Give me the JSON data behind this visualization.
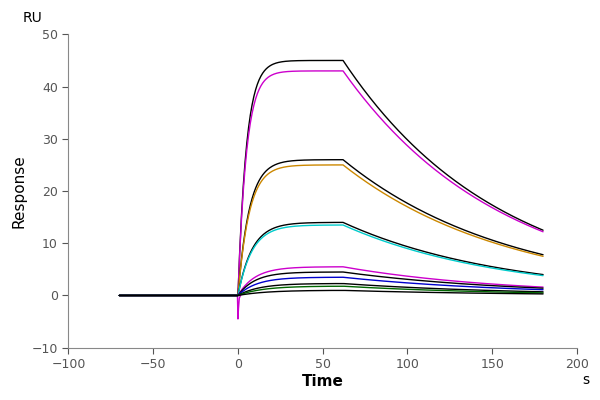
{
  "title": "",
  "xlabel": "Time",
  "ylabel": "Response",
  "x_unit": "s",
  "y_unit": "RU",
  "xlim": [
    -100,
    200
  ],
  "ylim": [
    -10,
    50
  ],
  "xticks": [
    -100,
    -50,
    0,
    50,
    100,
    150,
    200
  ],
  "yticks": [
    -10,
    0,
    10,
    20,
    30,
    40,
    50
  ],
  "association_start": 0,
  "association_end": 62,
  "dissociation_end": 180,
  "baseline_start": -70,
  "curves": [
    {
      "color": "#000000",
      "peak": 45.0,
      "diss_start": 45.0,
      "diss_end": 12.5,
      "assoc_ka": 0.2,
      "diss_kd": 0.0095,
      "has_spike": false
    },
    {
      "color": "#cc00cc",
      "peak": 43.0,
      "diss_start": 43.0,
      "diss_end": 12.2,
      "assoc_ka": 0.2,
      "diss_kd": 0.0095,
      "has_spike": true
    },
    {
      "color": "#000000",
      "peak": 26.0,
      "diss_start": 26.0,
      "diss_end": 7.8,
      "assoc_ka": 0.15,
      "diss_kd": 0.009,
      "has_spike": false
    },
    {
      "color": "#cc8800",
      "peak": 25.0,
      "diss_start": 25.0,
      "diss_end": 7.5,
      "assoc_ka": 0.15,
      "diss_kd": 0.009,
      "has_spike": false
    },
    {
      "color": "#000000",
      "peak": 14.0,
      "diss_start": 14.0,
      "diss_end": 4.0,
      "assoc_ka": 0.12,
      "diss_kd": 0.0085,
      "has_spike": false
    },
    {
      "color": "#00cccc",
      "peak": 13.5,
      "diss_start": 13.5,
      "diss_end": 3.8,
      "assoc_ka": 0.12,
      "diss_kd": 0.0085,
      "has_spike": false
    },
    {
      "color": "#cc00cc",
      "peak": 5.5,
      "diss_start": 5.5,
      "diss_end": 1.6,
      "assoc_ka": 0.1,
      "diss_kd": 0.008,
      "has_spike": false
    },
    {
      "color": "#000000",
      "peak": 4.5,
      "diss_start": 4.5,
      "diss_end": 1.4,
      "assoc_ka": 0.1,
      "diss_kd": 0.008,
      "has_spike": false
    },
    {
      "color": "#0000cc",
      "peak": 3.5,
      "diss_start": 3.5,
      "diss_end": 1.1,
      "assoc_ka": 0.09,
      "diss_kd": 0.008,
      "has_spike": false
    },
    {
      "color": "#000000",
      "peak": 2.3,
      "diss_start": 2.3,
      "diss_end": 0.7,
      "assoc_ka": 0.08,
      "diss_kd": 0.007,
      "has_spike": false
    },
    {
      "color": "#006600",
      "peak": 1.8,
      "diss_start": 1.8,
      "diss_end": 0.5,
      "assoc_ka": 0.07,
      "diss_kd": 0.007,
      "has_spike": false
    },
    {
      "color": "#000000",
      "peak": 1.0,
      "diss_start": 1.0,
      "diss_end": 0.3,
      "assoc_ka": 0.06,
      "diss_kd": 0.006,
      "has_spike": false
    }
  ],
  "background_color": "#ffffff",
  "linewidth": 1.0
}
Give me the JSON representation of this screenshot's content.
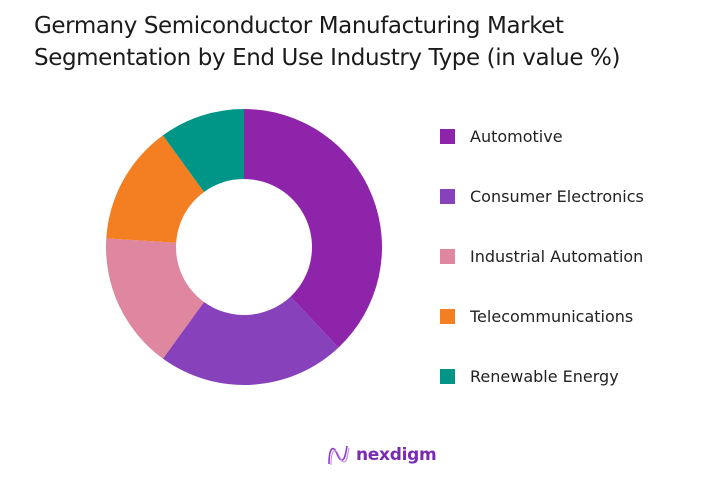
{
  "title_lines": [
    "Germany Semiconductor Manufacturing Market",
    "Segmentation by End Use Industry Type (in value %)"
  ],
  "chart_data": {
    "type": "pie",
    "subtype": "donut",
    "title": "Germany Semiconductor Manufacturing Market Segmentation by End Use Industry Type (in value %)",
    "categories": [
      "Automotive",
      "Consumer Electronics",
      "Industrial Automation",
      "Telecommunications",
      "Renewable Energy"
    ],
    "values": [
      38,
      22,
      16,
      14,
      10
    ],
    "colors": [
      "#8e24aa",
      "#8741bb",
      "#de879f",
      "#f47f22",
      "#009687"
    ],
    "legend_position": "right",
    "unit": "%"
  },
  "legend": {
    "items": [
      {
        "label": "Automotive",
        "color": "#8e24aa"
      },
      {
        "label": "Consumer Electronics",
        "color": "#8741bb"
      },
      {
        "label": "Industrial Automation",
        "color": "#de879f"
      },
      {
        "label": "Telecommunications",
        "color": "#f47f22"
      },
      {
        "label": "Renewable Energy",
        "color": "#009687"
      }
    ]
  },
  "brand": {
    "name": "nexdigm",
    "color": "#7b2bb3"
  }
}
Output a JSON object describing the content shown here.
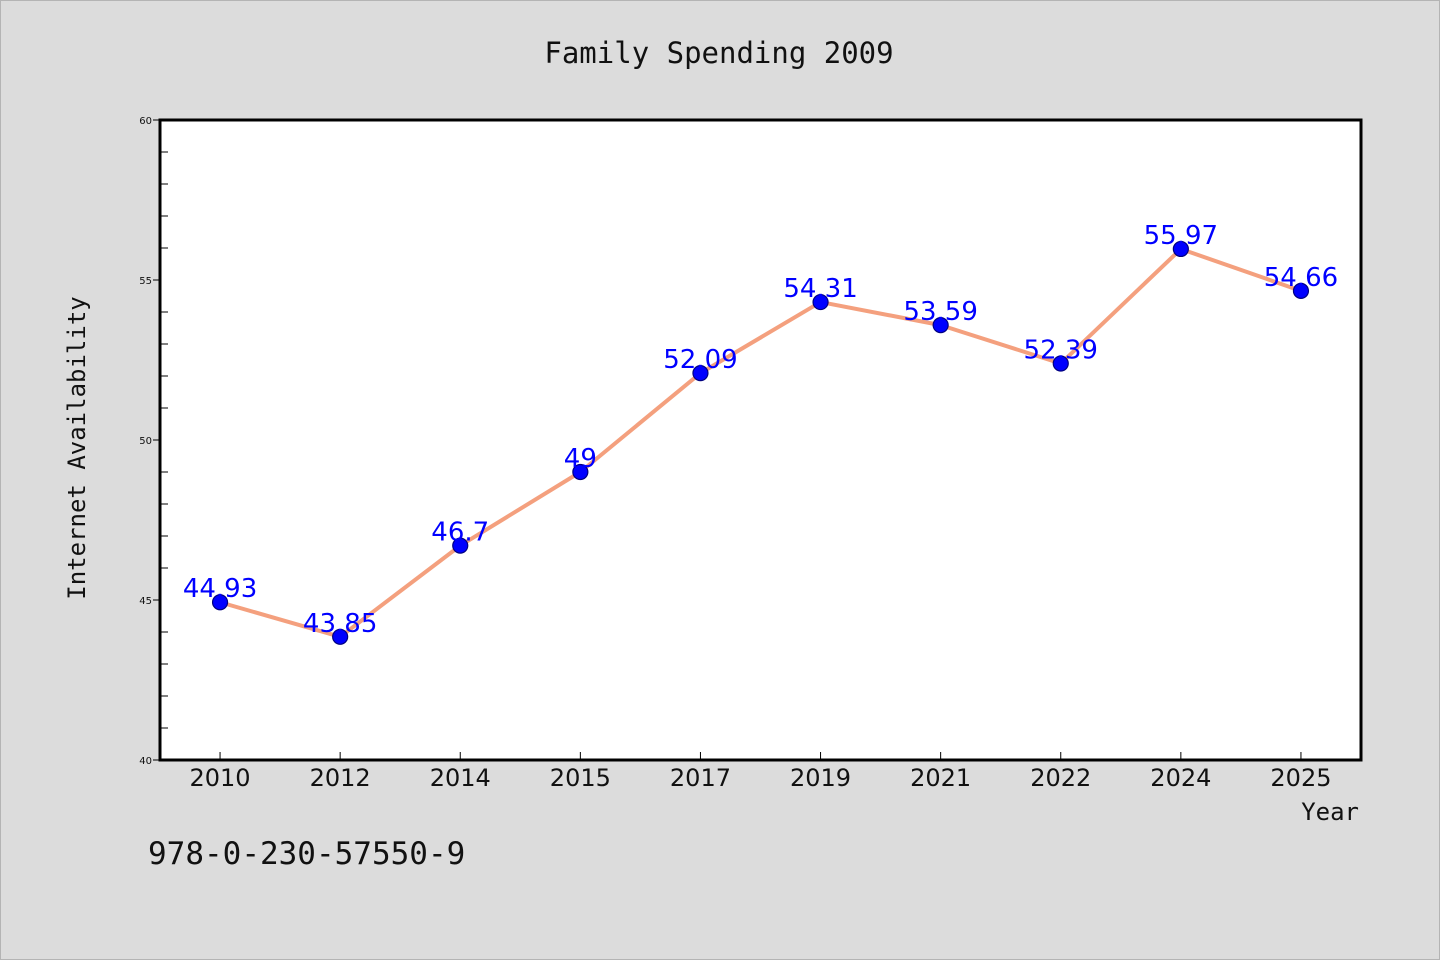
{
  "chart_data": {
    "type": "line",
    "title": "Family Spending 2009",
    "xlabel": "Year",
    "ylabel": "Internet Availability",
    "categories": [
      "2010",
      "2012",
      "2014",
      "2015",
      "2017",
      "2019",
      "2021",
      "2022",
      "2024",
      "2025"
    ],
    "series": [
      {
        "values": [
          44.93,
          43.85,
          46.7,
          49,
          52.09,
          54.31,
          53.59,
          52.39,
          55.97,
          54.66
        ],
        "labels": [
          "44.93",
          "43.85",
          "46.7",
          "49",
          "52.09",
          "54.31",
          "53.59",
          "52.39",
          "55.97",
          "54.66"
        ]
      }
    ],
    "ylim": [
      40,
      60
    ],
    "yticks": [
      "40",
      "45",
      "50",
      "55",
      "60"
    ],
    "grid": false,
    "colors": {
      "line": "#f4a07e",
      "marker": "#0000ff",
      "marker_edge": "#000080",
      "label": "#0000ff"
    }
  },
  "footer_text": "978-0-230-57550-9"
}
________________________
What the exercise asks
All the lines above are to be reproduced exactly, except the pictures.

Reply
Give me the JSON data behind this visualization.
{
  "title": "",
  "xlabel": "Time",
  "ylabel": "Response",
  "x_unit": "s",
  "y_unit": "RU",
  "xlim": [
    -100,
    200
  ],
  "ylim": [
    -10,
    50
  ],
  "xticks": [
    -100,
    -50,
    0,
    50,
    100,
    150,
    200
  ],
  "yticks": [
    -10,
    0,
    10,
    20,
    30,
    40,
    50
  ],
  "association_start": 0,
  "association_end": 62,
  "dissociation_end": 180,
  "baseline_start": -70,
  "curves": [
    {
      "color": "#000000",
      "peak": 45.0,
      "diss_start": 45.0,
      "diss_end": 12.5,
      "assoc_ka": 0.2,
      "diss_kd": 0.0095,
      "has_spike": false
    },
    {
      "color": "#cc00cc",
      "peak": 43.0,
      "diss_start": 43.0,
      "diss_end": 12.2,
      "assoc_ka": 0.2,
      "diss_kd": 0.0095,
      "has_spike": true
    },
    {
      "color": "#000000",
      "peak": 26.0,
      "diss_start": 26.0,
      "diss_end": 7.8,
      "assoc_ka": 0.15,
      "diss_kd": 0.009,
      "has_spike": false
    },
    {
      "color": "#cc8800",
      "peak": 25.0,
      "diss_start": 25.0,
      "diss_end": 7.5,
      "assoc_ka": 0.15,
      "diss_kd": 0.009,
      "has_spike": false
    },
    {
      "color": "#000000",
      "peak": 14.0,
      "diss_start": 14.0,
      "diss_end": 4.0,
      "assoc_ka": 0.12,
      "diss_kd": 0.0085,
      "has_spike": false
    },
    {
      "color": "#00cccc",
      "peak": 13.5,
      "diss_start": 13.5,
      "diss_end": 3.8,
      "assoc_ka": 0.12,
      "diss_kd": 0.0085,
      "has_spike": false
    },
    {
      "color": "#cc00cc",
      "peak": 5.5,
      "diss_start": 5.5,
      "diss_end": 1.6,
      "assoc_ka": 0.1,
      "diss_kd": 0.008,
      "has_spike": false
    },
    {
      "color": "#000000",
      "peak": 4.5,
      "diss_start": 4.5,
      "diss_end": 1.4,
      "assoc_ka": 0.1,
      "diss_kd": 0.008,
      "has_spike": false
    },
    {
      "color": "#0000cc",
      "peak": 3.5,
      "diss_start": 3.5,
      "diss_end": 1.1,
      "assoc_ka": 0.09,
      "diss_kd": 0.008,
      "has_spike": false
    },
    {
      "color": "#000000",
      "peak": 2.3,
      "diss_start": 2.3,
      "diss_end": 0.7,
      "assoc_ka": 0.08,
      "diss_kd": 0.007,
      "has_spike": false
    },
    {
      "color": "#006600",
      "peak": 1.8,
      "diss_start": 1.8,
      "diss_end": 0.5,
      "assoc_ka": 0.07,
      "diss_kd": 0.007,
      "has_spike": false
    },
    {
      "color": "#000000",
      "peak": 1.0,
      "diss_start": 1.0,
      "diss_end": 0.3,
      "assoc_ka": 0.06,
      "diss_kd": 0.006,
      "has_spike": false
    }
  ],
  "background_color": "#ffffff",
  "linewidth": 1.0
}
Give me the JSON representation of this screenshot's content.
{
  "title_lines": [
    "Germany Semiconductor Manufacturing Market",
    "Segmentation by End Use Industry Type (in value %)"
  ],
  "chart_data": {
    "type": "pie",
    "subtype": "donut",
    "title": "Germany Semiconductor Manufacturing Market Segmentation by End Use Industry Type (in value %)",
    "categories": [
      "Automotive",
      "Consumer Electronics",
      "Industrial Automation",
      "Telecommunications",
      "Renewable Energy"
    ],
    "values": [
      38,
      22,
      16,
      14,
      10
    ],
    "colors": [
      "#8e24aa",
      "#8741bb",
      "#de879f",
      "#f47f22",
      "#009687"
    ],
    "legend_position": "right",
    "unit": "%"
  },
  "legend": {
    "items": [
      {
        "label": "Automotive",
        "color": "#8e24aa"
      },
      {
        "label": "Consumer Electronics",
        "color": "#8741bb"
      },
      {
        "label": "Industrial Automation",
        "color": "#de879f"
      },
      {
        "label": "Telecommunications",
        "color": "#f47f22"
      },
      {
        "label": "Renewable Energy",
        "color": "#009687"
      }
    ]
  },
  "brand": {
    "name": "nexdigm",
    "color": "#7b2bb3"
  }
}
Output a JSON object describing the content shown here.
{
  "chart_data": {
    "type": "line",
    "title": "Family Spending 2009",
    "xlabel": "Year",
    "ylabel": "Internet Availability",
    "categories": [
      "2010",
      "2012",
      "2014",
      "2015",
      "2017",
      "2019",
      "2021",
      "2022",
      "2024",
      "2025"
    ],
    "series": [
      {
        "values": [
          44.93,
          43.85,
          46.7,
          49,
          52.09,
          54.31,
          53.59,
          52.39,
          55.97,
          54.66
        ],
        "labels": [
          "44.93",
          "43.85",
          "46.7",
          "49",
          "52.09",
          "54.31",
          "53.59",
          "52.39",
          "55.97",
          "54.66"
        ]
      }
    ],
    "ylim": [
      40,
      60
    ],
    "yticks": [
      "40",
      "45",
      "50",
      "55",
      "60"
    ],
    "grid": false,
    "colors": {
      "line": "#f4a07e",
      "marker": "#0000ff",
      "marker_edge": "#000080",
      "label": "#0000ff"
    }
  },
  "footer_text": "978-0-230-57550-9"
}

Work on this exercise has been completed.